**GOAL OF THE EXERCISE**.
Omit all pictures, then retype the data exactly as given.

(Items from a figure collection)

----

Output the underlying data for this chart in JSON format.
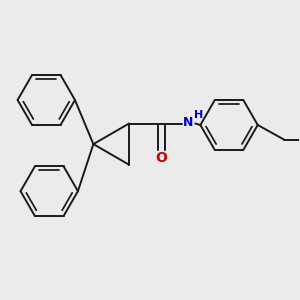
{
  "bg_color": "#ebebeb",
  "bond_color": "#1a1a1a",
  "bond_width": 1.4,
  "atom_colors": {
    "O": "#cc0000",
    "N": "#0000cc",
    "H": "#0000cc"
  },
  "font_size_NH": 8,
  "font_size_O": 9,
  "fig_size": [
    3.0,
    3.0
  ],
  "dpi": 100
}
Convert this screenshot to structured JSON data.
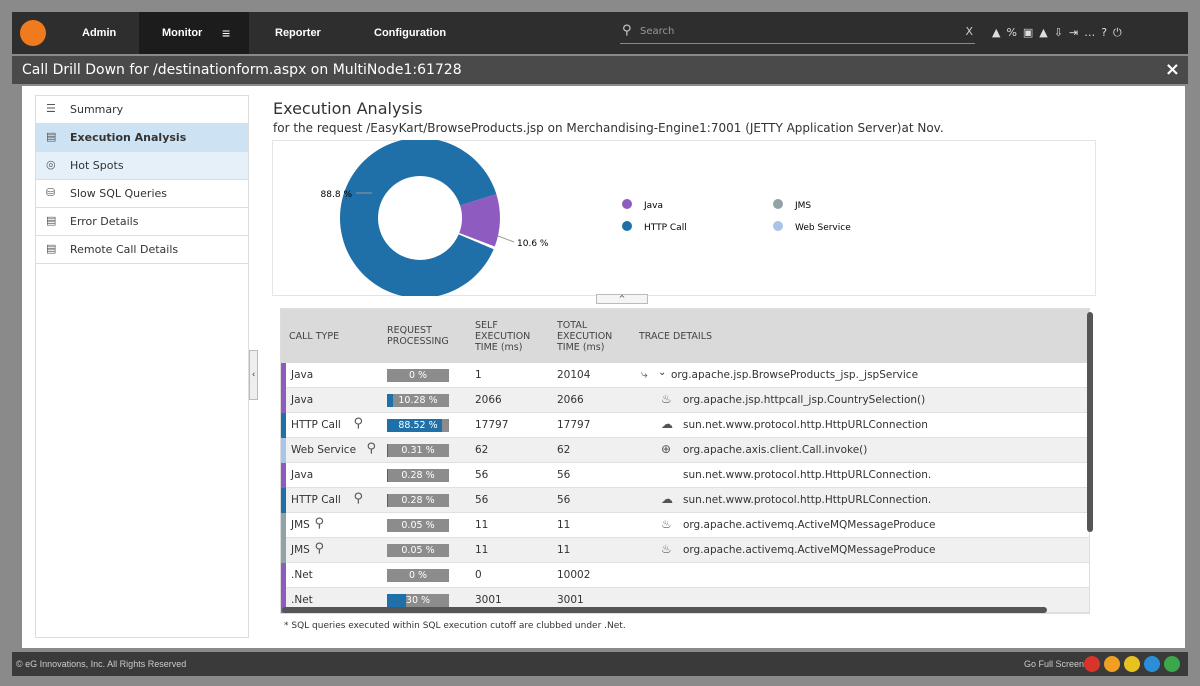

----

**THE OUTPUT**.
Output the underlying data for this chart in JSON format.
{
  "bg_color": "#ebebeb",
  "bond_color": "#1a1a1a",
  "bond_width": 1.4,
  "atom_colors": {
    "O": "#cc0000",
    "N": "#0000cc",
    "H": "#0000cc"
  },
  "font_size_NH": 8,
  "font_size_O": 9,
  "fig_size": [
    3.0,
    3.0
  ],
  "dpi": 100
}
Convert this screenshot to structured JSON data.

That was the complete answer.